__What needs to be done__. Repeat the full listing, word for word.

__Dataset excerpts__.
──────
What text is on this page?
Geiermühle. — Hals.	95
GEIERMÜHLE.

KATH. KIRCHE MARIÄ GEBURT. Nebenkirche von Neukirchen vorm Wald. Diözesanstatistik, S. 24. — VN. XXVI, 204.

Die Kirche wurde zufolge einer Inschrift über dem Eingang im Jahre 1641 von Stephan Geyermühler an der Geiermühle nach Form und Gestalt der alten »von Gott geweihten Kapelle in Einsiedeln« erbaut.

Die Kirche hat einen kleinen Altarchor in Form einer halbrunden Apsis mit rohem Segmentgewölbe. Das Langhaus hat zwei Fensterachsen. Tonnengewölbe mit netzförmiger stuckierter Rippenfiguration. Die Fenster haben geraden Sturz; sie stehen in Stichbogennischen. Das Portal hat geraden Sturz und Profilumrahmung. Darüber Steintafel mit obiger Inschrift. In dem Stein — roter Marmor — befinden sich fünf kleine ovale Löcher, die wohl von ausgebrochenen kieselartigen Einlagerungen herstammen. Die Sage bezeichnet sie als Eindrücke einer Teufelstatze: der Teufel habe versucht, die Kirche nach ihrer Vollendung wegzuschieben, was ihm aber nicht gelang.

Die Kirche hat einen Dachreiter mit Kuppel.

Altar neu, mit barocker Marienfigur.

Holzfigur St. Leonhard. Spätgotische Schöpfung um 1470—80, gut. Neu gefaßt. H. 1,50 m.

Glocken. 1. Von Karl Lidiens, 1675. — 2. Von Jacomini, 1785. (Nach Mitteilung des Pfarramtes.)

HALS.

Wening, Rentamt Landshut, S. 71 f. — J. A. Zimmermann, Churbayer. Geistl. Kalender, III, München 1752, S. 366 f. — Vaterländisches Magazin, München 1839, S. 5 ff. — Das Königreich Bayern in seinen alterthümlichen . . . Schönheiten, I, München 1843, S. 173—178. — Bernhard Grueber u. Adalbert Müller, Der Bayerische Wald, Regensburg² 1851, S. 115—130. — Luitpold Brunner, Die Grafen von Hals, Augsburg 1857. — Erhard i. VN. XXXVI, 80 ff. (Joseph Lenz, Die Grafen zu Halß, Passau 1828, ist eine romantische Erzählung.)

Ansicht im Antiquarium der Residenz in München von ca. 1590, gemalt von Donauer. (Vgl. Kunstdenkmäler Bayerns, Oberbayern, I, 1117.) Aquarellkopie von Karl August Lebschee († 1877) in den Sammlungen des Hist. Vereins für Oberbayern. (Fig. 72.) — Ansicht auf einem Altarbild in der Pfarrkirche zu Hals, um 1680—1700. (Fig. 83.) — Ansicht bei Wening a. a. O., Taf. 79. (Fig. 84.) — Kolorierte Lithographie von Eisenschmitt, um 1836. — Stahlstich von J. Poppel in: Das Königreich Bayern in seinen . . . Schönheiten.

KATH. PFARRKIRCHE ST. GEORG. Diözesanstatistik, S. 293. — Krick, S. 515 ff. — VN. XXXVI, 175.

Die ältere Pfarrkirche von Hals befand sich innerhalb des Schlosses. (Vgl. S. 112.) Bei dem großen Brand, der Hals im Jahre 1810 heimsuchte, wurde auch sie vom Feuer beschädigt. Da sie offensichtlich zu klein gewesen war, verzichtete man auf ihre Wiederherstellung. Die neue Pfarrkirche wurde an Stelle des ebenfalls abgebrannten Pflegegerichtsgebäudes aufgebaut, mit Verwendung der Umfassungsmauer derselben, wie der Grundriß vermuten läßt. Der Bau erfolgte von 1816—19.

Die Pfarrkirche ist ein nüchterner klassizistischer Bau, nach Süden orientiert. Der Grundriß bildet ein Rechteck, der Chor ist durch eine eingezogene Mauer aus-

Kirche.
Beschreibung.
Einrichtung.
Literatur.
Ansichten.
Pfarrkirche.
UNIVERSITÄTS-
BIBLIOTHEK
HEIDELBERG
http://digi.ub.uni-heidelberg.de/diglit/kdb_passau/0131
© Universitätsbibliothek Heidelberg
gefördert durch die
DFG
──────
__Exercise solution__.
What text is on this page?
Geiermühle. — Hals.	95
GEIERMÜHLE.

KATH. KIRCHE MARIÄ GEBURT. Nebenkirche von Neukirchen vorm Wald. Diözesanstatistik, S. 24. — VN. XXVI, 204.

Die Kirche wurde zufolge einer Inschrift über dem Eingang im Jahre 1641 von Stephan Geyermühler an der Geiermühle nach Form und Gestalt der alten »von Gott geweihten Kapelle in Einsiedeln« erbaut.

Die Kirche hat einen kleinen Altarchor in Form einer halbrunden Apsis mit rohem Segmentgewölbe. Das Langhaus hat zwei Fensterachsen. Tonnengewölbe mit netzförmiger stuckierter Rippenfiguration. Die Fenster haben geraden Sturz; sie stehen in Stichbogennischen. Das Portal hat geraden Sturz und Profilumrahmung. Darüber Steintafel mit obiger Inschrift. In dem Stein — roter Marmor — befinden sich fünf kleine ovale Löcher, die wohl von ausgebrochenen kieselartigen Einlagerungen herstammen. Die Sage bezeichnet sie als Eindrücke einer Teufelstatze: der Teufel habe versucht, die Kirche nach ihrer Vollendung wegzuschieben, was ihm aber nicht gelang.

Die Kirche hat einen Dachreiter mit Kuppel.

Altar neu, mit barocker Marienfigur.

Holzfigur St. Leonhard. Spätgotische Schöpfung um 1470—80, gut. Neu gefaßt. H. 1,50 m.

Glocken. 1. Von Karl Lidiens, 1675. — 2. Von Jacomini, 1785. (Nach Mitteilung des Pfarramtes.)

HALS.

Wening, Rentamt Landshut, S. 71 f. — J. A. Zimmermann, Churbayer. Geistl. Kalender, III, München 1752, S. 366 f. — Vaterländisches Magazin, München 1839, S. 5 ff. — Das Königreich Bayern in seinen alterthümlichen . . . Schönheiten, I, München 1843, S. 173—178. — Bernhard Grueber u. Adalbert Müller, Der Bayerische Wald, Regensburg² 1851, S. 115—130. — Luitpold Brunner, Die Grafen von Hals, Augsburg 1857. — Erhard i. VN. XXXVI, 80 ff. (Joseph Lenz, Die Grafen zu Halß, Passau 1828, ist eine romantische Erzählung.)

Ansicht im Antiquarium der Residenz in München von ca. 1590, gemalt von Donauer. (Vgl. Kunstdenkmäler Bayerns, Oberbayern, I, 1117.) Aquarellkopie von Karl August Lebschee († 1877) in den Sammlungen des Hist. Vereins für Oberbayern. (Fig. 72.) — Ansicht auf einem Altarbild in der Pfarrkirche zu Hals, um 1680—1700. (Fig. 83.) — Ansicht bei Wening a. a. O., Taf. 79. (Fig. 84.) — Kolorierte Lithographie von Eisenschmitt, um 1836. — Stahlstich von J. Poppel in: Das Königreich Bayern in seinen . . . Schönheiten.

KATH. PFARRKIRCHE ST. GEORG. Diözesanstatistik, S. 293. — Krick, S. 515 ff. — VN. XXXVI, 175.

Die ältere Pfarrkirche von Hals befand sich innerhalb des Schlosses. (Vgl. S. 112.) Bei dem großen Brand, der Hals im Jahre 1810 heimsuchte, wurde auch sie vom Feuer beschädigt. Da sie offensichtlich zu klein gewesen war, verzichtete man auf ihre Wiederherstellung. Die neue Pfarrkirche wurde an Stelle des ebenfalls abgebrannten Pflegegerichtsgebäudes aufgebaut, mit Verwendung der Umfassungsmauer derselben, wie der Grundriß vermuten läßt. Der Bau erfolgte von 1816—19.

Die Pfarrkirche ist ein nüchterner klassizistischer Bau, nach Süden orientiert. Der Grundriß bildet ein Rechteck, der Chor ist durch eine eingezogene Mauer aus-

Kirche.
Beschreibung.
Einrichtung.
Literatur.
Ansichten.
Pfarrkirche.
UNIVERSITÄTS-
BIBLIOTHEK
HEIDELBERG
http://digi.ub.uni-heidelberg.de/diglit/kdb_passau/0131
© Universitätsbibliothek Heidelberg
gefördert durch die
DFG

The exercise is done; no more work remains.